Exercise - State how many lines of the data contain the word "this", and write nothing besides the number.
── Exercise input ──
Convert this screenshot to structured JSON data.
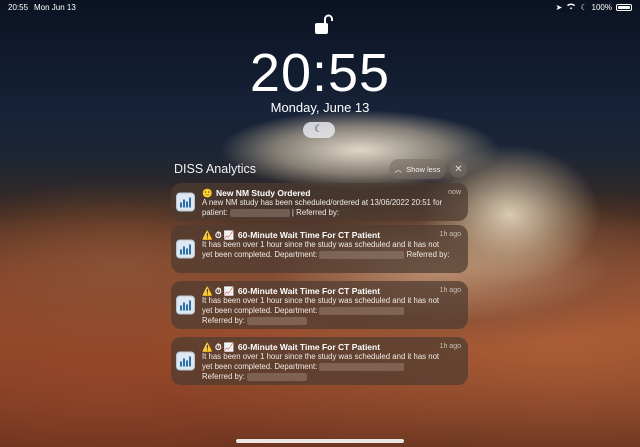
{
  "status_bar": {
    "time": "20:55",
    "date": "Mon Jun 13",
    "battery": "100%"
  },
  "lock_screen": {
    "clock": "20:55",
    "date": "Monday, June 13"
  },
  "notification_group": {
    "app_name": "DISS Analytics",
    "show_less_label": "Show less",
    "close_label": "✕"
  },
  "notifications": [
    {
      "emoji": "🙂",
      "title": "New NM Study Ordered",
      "time": "now",
      "line1": "A new NM study has been scheduled/ordered at 13/06/2022 20:51 for",
      "patient_label": "patient:",
      "sep": "| Referred by:"
    },
    {
      "emoji": "⚠️ ⏱ 📈",
      "title": "60-Minute Wait Time For CT Patient",
      "time": "1h ago",
      "line1": "It has been over 1 hour since the study was scheduled and it has not",
      "line2": "yet been completed. Department:",
      "referred_label": "Referred by:"
    },
    {
      "emoji": "⚠️ ⏱ 📈",
      "title": "60-Minute Wait Time For CT Patient",
      "time": "1h ago",
      "line1": "It has been over 1 hour since the study was scheduled and it has not",
      "line2": "yet been completed. Department:",
      "referred_label": "Referred by:"
    },
    {
      "emoji": "⚠️ ⏱ 📈",
      "title": "60-Minute Wait Time For CT Patient",
      "time": "1h ago",
      "line1": "It has been over 1 hour since the study was scheduled and it has not",
      "line2": "yet been completed. Department:",
      "referred_label": "Referred by:"
    }
  ],
  "icons": {
    "lock": "unlocked-padlock-icon",
    "focus": "moon-icon",
    "app": "diss-analytics-icon"
  }
}
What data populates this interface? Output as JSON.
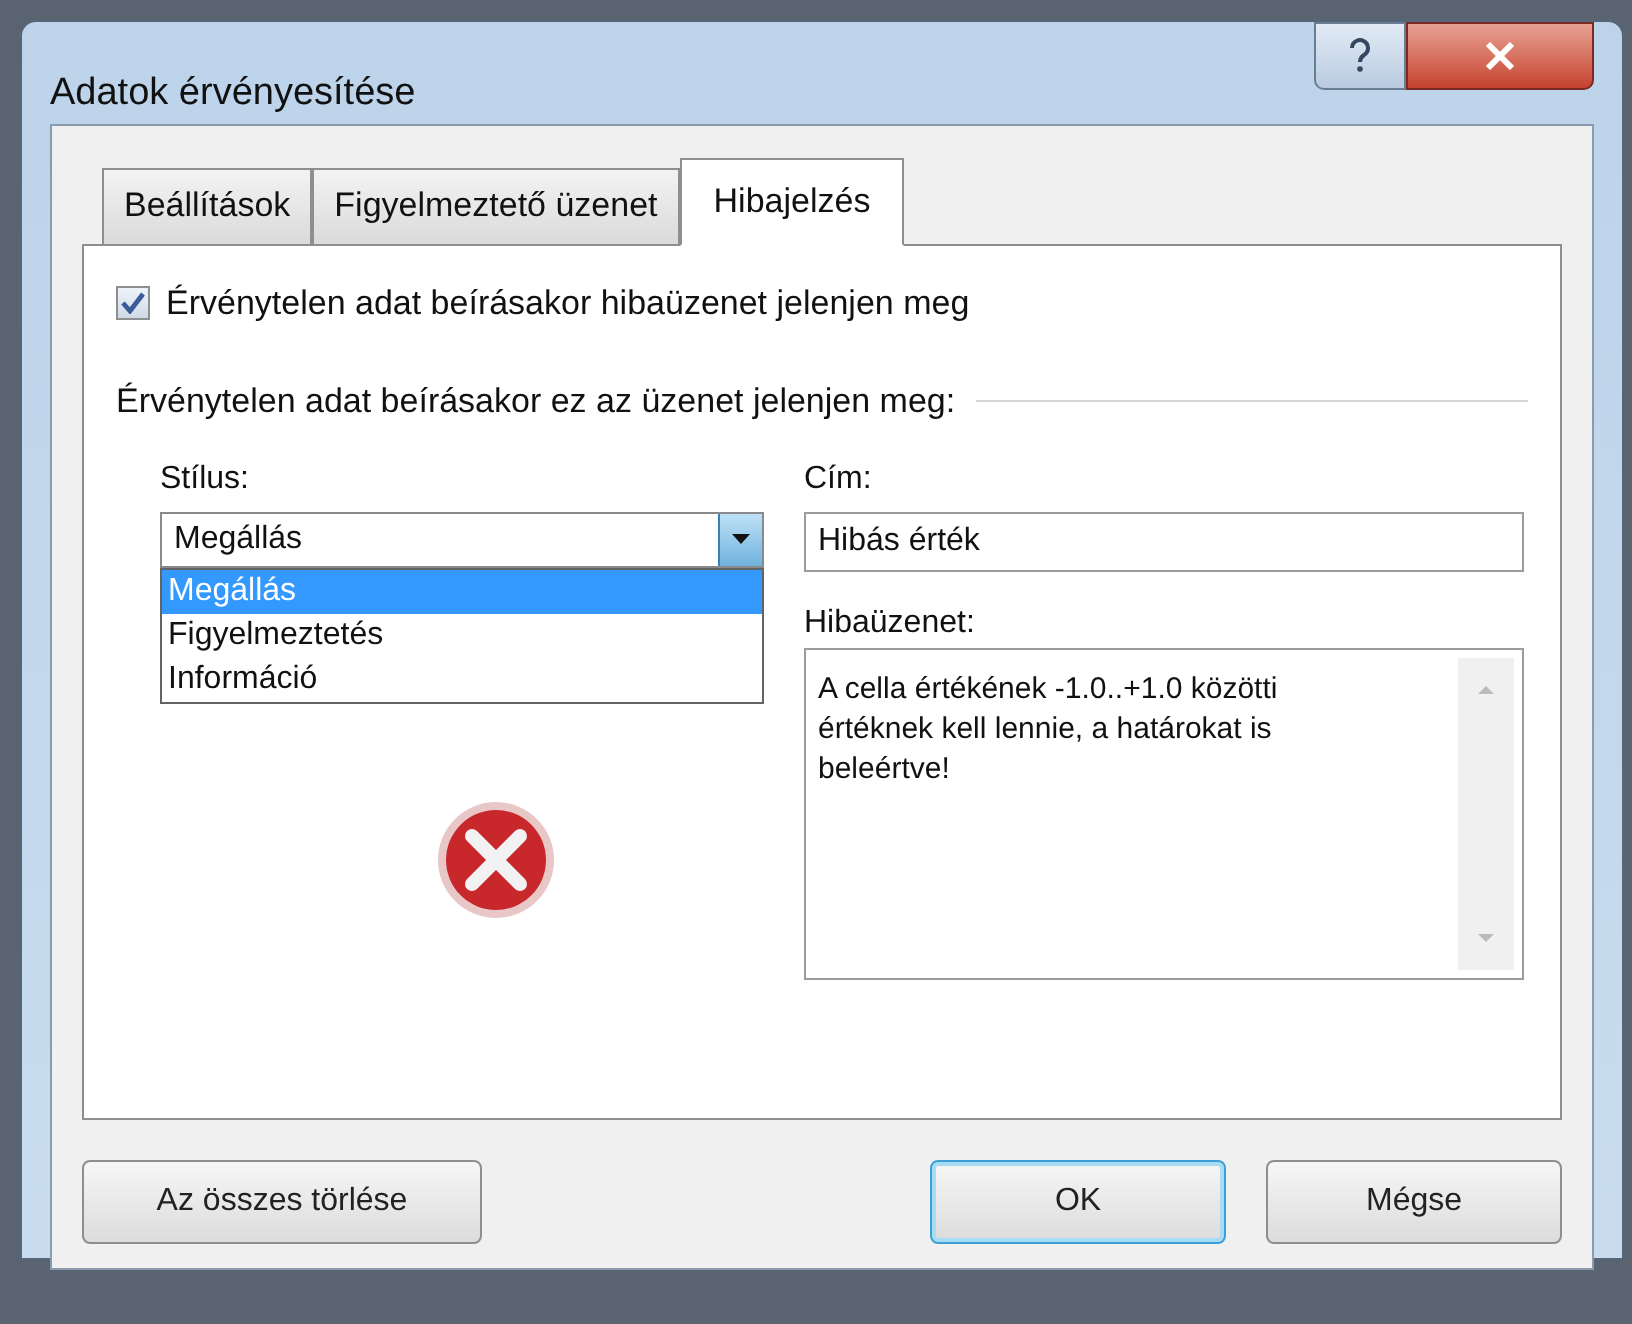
{
  "window": {
    "title": "Adatok érvényesítése"
  },
  "tabs": [
    {
      "label": "Beállítások",
      "selected": false
    },
    {
      "label": "Figyelmeztető üzenet",
      "selected": false
    },
    {
      "label": "Hibajelzés",
      "selected": true
    }
  ],
  "show_error_checkbox": {
    "label": "Érvénytelen adat beírásakor hibaüzenet jelenjen meg",
    "checked": true
  },
  "section_label": "Érvénytelen adat beírásakor ez az üzenet jelenjen meg:",
  "style": {
    "label": "Stílus:",
    "value": "Megállás",
    "expanded": true,
    "options": [
      {
        "label": "Megállás",
        "selected": true
      },
      {
        "label": "Figyelmeztetés",
        "selected": false
      },
      {
        "label": "Információ",
        "selected": false
      }
    ]
  },
  "title_field": {
    "label": "Cím:",
    "value": "Hibás érték"
  },
  "message_field": {
    "label": "Hibaüzenet:",
    "value": "A cella értékének -1.0..+1.0 közötti értéknek kell lennie, a határokat is beleértve!"
  },
  "buttons": [
    {
      "label": "Az összes törlése",
      "kind": "left",
      "default": false
    },
    {
      "label": "OK",
      "kind": "right",
      "default": true
    },
    {
      "label": "Mégse",
      "kind": "right",
      "default": false
    }
  ]
}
───
Response below - 2